▸ Problem
Work through the listing below and count the lines that hold "邵武市场". Answer with the number alone.

## Begin Material shown

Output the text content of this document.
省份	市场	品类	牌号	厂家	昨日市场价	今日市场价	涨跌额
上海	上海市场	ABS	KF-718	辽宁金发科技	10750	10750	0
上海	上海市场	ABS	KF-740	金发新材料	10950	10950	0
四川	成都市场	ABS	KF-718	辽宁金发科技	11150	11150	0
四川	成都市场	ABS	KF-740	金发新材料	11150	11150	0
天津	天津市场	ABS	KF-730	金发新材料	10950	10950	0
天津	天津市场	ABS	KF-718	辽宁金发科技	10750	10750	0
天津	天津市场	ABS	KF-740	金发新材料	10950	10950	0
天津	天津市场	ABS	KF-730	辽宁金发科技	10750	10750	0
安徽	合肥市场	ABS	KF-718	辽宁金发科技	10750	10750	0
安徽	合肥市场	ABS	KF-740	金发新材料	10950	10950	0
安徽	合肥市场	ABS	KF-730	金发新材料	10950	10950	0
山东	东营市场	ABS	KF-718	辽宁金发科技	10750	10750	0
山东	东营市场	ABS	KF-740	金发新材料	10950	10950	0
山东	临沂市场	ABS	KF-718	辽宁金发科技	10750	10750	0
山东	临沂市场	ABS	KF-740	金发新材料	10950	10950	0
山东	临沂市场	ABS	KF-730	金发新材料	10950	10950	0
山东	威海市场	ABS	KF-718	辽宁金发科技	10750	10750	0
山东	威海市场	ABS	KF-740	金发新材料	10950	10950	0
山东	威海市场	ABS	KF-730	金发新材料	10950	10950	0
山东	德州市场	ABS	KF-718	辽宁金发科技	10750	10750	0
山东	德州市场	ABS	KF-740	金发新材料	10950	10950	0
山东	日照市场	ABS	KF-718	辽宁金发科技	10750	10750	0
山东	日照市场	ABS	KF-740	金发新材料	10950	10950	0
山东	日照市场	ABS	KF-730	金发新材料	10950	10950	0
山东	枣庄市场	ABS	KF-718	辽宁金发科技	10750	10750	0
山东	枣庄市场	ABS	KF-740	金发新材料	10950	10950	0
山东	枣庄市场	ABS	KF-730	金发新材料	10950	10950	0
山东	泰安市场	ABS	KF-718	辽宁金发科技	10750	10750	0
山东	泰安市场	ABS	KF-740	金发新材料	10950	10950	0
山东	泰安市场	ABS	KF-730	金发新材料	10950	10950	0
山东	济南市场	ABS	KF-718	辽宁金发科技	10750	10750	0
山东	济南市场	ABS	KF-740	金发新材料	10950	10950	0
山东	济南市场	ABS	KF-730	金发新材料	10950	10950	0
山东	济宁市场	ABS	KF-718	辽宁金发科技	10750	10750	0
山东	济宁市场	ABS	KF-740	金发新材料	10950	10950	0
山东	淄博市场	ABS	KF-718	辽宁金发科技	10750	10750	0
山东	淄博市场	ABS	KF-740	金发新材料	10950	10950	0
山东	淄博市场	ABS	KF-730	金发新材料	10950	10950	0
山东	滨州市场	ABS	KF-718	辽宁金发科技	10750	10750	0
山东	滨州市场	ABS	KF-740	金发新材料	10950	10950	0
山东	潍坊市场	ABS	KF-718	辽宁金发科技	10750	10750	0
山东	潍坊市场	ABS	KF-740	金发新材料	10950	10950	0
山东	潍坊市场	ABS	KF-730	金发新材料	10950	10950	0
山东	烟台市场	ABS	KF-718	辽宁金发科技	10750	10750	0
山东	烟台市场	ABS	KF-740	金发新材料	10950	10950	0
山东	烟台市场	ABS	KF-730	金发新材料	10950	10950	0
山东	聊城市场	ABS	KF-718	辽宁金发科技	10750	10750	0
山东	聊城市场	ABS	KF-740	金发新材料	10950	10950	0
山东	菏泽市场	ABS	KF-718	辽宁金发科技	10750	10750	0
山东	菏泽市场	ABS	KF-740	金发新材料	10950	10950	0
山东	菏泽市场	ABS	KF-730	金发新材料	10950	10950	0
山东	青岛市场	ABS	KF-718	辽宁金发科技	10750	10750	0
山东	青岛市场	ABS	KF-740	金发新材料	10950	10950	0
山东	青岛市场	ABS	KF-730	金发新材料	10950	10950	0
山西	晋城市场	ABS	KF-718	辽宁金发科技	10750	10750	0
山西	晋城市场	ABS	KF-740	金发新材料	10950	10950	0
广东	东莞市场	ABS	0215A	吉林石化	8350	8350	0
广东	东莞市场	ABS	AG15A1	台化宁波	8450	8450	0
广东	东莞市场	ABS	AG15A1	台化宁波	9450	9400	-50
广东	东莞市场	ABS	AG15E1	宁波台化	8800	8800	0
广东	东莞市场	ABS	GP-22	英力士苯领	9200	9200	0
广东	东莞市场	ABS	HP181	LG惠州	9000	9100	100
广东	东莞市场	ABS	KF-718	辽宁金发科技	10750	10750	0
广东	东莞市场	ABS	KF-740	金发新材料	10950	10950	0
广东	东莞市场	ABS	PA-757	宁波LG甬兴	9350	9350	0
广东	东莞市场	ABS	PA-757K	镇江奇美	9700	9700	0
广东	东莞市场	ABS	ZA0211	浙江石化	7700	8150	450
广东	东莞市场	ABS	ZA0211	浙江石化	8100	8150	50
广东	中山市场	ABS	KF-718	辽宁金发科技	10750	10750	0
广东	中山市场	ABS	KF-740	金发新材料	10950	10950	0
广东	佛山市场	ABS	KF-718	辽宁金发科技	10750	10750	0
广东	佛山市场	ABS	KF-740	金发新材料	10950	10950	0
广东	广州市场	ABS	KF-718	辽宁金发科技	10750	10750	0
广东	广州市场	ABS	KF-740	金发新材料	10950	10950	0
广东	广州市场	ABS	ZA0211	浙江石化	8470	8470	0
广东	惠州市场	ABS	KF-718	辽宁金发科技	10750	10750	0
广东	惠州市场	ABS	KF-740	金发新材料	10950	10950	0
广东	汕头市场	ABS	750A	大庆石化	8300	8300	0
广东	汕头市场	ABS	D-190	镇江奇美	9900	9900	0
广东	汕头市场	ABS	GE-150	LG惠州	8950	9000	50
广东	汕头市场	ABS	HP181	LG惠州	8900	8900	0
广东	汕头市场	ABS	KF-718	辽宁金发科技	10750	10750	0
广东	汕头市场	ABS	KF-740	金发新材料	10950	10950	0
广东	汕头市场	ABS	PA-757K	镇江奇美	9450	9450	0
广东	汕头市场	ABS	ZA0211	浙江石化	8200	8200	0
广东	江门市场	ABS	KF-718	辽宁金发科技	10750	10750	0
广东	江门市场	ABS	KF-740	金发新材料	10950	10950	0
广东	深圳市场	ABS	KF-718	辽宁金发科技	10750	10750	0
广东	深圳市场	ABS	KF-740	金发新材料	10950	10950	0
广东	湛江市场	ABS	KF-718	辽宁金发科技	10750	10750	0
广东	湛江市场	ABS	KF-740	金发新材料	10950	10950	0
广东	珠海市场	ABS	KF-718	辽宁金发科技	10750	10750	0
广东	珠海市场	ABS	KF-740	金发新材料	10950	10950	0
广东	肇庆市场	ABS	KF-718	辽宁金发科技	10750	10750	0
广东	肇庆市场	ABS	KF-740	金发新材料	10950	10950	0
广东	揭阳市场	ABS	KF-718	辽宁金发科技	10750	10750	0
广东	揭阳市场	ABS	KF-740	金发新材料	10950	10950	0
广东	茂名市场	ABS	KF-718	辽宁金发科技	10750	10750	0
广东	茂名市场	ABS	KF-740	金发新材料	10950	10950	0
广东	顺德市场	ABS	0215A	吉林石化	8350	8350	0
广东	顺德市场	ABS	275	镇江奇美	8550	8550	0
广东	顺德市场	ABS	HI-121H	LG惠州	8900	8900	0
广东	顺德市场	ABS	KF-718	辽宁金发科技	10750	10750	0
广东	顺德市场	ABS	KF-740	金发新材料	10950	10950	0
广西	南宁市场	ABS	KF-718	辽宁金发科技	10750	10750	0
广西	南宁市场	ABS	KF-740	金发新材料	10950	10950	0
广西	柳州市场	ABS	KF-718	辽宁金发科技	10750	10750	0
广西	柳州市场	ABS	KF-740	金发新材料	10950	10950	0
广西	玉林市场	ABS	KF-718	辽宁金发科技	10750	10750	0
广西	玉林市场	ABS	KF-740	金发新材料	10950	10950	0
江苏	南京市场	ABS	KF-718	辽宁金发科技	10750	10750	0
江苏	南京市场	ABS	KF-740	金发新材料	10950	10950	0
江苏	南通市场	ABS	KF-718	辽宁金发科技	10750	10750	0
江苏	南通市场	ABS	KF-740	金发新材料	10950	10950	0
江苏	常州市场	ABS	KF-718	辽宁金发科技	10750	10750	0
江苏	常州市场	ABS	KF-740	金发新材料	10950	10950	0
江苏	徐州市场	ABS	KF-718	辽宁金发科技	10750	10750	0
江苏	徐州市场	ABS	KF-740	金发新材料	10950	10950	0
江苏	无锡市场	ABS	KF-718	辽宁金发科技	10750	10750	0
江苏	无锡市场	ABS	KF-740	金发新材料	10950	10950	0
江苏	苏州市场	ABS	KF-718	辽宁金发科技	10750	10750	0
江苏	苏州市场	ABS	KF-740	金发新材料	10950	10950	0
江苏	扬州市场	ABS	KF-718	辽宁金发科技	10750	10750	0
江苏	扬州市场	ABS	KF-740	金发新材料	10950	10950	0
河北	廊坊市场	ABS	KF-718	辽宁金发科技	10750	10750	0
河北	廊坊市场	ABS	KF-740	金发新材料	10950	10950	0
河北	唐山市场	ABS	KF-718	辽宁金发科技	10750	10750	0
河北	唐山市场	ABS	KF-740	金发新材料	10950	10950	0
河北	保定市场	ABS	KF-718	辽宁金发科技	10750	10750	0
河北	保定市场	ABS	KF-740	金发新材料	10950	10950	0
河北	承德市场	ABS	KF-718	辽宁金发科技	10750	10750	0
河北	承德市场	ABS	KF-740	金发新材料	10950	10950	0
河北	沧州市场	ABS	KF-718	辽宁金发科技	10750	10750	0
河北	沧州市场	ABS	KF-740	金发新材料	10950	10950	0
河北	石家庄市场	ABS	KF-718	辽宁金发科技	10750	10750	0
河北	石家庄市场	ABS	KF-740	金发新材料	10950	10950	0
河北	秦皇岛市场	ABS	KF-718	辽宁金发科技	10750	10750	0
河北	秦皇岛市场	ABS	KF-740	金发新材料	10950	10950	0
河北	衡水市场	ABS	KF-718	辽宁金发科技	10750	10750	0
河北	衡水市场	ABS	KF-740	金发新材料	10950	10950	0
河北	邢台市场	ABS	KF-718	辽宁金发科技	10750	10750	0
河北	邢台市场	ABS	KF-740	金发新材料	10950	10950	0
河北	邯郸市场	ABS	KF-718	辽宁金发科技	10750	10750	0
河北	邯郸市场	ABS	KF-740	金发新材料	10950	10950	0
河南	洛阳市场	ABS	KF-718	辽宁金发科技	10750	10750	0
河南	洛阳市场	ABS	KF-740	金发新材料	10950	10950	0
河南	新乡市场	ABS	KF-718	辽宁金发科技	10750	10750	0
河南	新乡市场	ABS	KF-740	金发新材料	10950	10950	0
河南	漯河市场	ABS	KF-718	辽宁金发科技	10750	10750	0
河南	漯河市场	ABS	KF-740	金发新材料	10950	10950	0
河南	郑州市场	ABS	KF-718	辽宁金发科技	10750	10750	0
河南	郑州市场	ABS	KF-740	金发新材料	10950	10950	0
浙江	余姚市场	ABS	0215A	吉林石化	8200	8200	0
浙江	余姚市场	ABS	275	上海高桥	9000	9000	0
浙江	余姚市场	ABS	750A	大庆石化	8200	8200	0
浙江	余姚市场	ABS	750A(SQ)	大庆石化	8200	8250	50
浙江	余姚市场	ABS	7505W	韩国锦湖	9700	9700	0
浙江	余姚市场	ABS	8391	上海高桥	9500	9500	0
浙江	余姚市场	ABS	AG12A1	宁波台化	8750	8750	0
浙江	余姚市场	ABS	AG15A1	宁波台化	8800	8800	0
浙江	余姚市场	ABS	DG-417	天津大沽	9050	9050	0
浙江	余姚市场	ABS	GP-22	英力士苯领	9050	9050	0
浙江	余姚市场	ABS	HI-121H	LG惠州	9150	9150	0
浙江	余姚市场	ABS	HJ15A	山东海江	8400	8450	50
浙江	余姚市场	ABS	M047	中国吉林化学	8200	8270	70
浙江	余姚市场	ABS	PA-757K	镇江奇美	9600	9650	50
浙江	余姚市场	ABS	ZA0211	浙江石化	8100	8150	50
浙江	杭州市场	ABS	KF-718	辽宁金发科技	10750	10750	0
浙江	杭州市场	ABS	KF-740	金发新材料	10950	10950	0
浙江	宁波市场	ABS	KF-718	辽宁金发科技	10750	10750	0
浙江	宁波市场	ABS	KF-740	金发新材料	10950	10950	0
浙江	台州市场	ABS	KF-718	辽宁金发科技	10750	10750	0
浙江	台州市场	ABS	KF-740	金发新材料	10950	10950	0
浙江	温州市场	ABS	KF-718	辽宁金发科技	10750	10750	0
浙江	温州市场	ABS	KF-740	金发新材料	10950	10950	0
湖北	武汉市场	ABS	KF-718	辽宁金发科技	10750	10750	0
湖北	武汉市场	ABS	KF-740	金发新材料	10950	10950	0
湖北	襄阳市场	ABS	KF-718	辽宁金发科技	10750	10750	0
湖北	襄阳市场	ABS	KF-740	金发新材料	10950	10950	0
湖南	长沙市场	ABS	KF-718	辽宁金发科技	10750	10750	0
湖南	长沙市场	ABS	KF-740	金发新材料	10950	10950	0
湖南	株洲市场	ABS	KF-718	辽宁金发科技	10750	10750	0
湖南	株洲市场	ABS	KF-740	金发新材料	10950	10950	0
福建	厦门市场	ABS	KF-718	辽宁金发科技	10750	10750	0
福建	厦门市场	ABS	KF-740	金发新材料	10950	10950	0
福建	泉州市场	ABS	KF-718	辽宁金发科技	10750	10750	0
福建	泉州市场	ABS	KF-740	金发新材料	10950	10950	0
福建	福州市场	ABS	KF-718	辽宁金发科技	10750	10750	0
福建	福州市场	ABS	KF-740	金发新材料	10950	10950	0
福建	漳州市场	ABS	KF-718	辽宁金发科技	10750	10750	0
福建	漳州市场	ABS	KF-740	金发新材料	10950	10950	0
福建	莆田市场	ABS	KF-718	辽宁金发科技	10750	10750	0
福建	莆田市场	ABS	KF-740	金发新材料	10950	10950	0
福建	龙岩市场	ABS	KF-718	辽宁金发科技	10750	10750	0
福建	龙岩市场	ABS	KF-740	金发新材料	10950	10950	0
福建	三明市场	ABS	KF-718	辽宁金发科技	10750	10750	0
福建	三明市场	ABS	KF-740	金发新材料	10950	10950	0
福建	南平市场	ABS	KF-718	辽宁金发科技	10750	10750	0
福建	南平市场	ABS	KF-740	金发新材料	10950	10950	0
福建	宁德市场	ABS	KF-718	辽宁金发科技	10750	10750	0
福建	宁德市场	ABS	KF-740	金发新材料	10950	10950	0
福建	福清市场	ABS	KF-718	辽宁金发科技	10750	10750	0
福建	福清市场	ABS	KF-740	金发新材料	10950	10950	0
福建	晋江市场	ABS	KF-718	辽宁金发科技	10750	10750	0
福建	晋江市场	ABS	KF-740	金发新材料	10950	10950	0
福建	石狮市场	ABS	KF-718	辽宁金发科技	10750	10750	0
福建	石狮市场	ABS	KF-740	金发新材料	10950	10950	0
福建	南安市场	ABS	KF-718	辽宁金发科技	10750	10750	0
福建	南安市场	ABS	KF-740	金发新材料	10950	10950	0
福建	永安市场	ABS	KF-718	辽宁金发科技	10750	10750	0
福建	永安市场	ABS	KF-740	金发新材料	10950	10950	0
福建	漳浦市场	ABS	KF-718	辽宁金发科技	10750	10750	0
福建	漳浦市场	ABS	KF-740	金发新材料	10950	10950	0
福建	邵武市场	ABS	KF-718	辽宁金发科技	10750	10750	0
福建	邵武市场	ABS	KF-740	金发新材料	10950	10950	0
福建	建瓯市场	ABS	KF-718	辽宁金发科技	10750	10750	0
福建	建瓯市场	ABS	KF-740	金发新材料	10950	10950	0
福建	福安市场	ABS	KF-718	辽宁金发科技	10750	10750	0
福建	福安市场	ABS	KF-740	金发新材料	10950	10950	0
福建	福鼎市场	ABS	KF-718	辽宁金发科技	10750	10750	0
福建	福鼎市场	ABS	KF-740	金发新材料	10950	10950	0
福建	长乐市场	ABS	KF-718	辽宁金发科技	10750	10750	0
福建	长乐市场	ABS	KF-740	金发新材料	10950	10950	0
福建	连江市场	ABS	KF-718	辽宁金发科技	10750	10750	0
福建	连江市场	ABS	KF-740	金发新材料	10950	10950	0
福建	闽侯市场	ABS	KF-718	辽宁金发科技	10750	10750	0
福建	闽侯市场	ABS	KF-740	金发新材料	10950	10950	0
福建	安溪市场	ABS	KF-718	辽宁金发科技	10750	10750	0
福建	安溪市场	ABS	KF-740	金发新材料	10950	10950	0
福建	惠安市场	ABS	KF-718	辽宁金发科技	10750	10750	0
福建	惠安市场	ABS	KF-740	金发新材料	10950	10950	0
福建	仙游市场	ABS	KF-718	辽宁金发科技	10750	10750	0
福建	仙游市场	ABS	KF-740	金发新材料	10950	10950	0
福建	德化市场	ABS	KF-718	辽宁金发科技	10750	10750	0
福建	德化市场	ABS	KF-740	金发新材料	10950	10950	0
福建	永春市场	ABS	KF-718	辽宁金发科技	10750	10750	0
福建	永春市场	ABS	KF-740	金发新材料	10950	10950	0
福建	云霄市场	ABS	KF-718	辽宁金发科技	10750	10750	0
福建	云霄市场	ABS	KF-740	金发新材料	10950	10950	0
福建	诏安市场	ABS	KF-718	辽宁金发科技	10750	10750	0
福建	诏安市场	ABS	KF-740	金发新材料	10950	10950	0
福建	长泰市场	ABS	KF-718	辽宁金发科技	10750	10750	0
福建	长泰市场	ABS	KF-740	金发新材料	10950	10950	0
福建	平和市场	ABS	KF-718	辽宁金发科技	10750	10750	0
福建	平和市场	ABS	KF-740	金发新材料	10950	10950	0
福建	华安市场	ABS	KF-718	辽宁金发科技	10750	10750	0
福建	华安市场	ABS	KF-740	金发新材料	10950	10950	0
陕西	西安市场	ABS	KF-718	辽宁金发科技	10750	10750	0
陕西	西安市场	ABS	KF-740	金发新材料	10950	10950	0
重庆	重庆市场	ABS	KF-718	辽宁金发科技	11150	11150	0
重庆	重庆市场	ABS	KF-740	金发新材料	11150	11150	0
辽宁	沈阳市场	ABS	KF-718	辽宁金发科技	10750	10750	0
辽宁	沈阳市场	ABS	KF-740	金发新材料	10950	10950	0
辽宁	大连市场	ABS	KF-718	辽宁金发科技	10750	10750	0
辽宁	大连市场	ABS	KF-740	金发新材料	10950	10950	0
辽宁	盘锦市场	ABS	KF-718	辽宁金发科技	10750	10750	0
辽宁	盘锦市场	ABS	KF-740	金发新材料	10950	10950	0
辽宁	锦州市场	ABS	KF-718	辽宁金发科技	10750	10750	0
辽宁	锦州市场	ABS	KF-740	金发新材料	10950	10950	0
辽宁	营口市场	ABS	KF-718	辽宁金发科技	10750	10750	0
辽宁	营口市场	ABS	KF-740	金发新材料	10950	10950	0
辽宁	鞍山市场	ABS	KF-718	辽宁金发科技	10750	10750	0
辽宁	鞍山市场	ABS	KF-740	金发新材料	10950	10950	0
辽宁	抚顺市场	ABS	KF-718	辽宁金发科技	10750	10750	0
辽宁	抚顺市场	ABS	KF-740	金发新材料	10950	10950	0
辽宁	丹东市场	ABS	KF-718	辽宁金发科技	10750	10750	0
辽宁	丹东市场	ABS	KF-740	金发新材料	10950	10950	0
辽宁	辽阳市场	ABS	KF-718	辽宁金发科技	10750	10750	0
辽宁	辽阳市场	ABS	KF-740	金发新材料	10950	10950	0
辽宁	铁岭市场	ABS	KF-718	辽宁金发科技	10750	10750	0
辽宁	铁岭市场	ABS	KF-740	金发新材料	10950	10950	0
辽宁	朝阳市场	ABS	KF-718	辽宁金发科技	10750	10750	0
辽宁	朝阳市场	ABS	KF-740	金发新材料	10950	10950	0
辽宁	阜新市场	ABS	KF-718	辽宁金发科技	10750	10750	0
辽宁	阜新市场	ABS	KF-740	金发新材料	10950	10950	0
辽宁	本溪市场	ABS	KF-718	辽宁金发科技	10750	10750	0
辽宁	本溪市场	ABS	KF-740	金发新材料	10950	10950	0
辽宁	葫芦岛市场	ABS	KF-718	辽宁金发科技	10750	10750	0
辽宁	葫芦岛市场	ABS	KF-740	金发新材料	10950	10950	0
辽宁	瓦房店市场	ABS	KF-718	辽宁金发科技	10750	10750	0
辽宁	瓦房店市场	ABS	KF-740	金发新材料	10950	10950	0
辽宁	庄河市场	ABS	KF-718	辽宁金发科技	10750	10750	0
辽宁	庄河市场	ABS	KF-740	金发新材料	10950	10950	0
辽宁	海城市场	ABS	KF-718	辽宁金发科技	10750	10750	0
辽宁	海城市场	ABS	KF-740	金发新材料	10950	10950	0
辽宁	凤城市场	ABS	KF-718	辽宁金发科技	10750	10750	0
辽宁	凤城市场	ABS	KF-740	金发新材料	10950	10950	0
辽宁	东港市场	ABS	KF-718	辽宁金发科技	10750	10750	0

## End Material shown

▸ Reply
2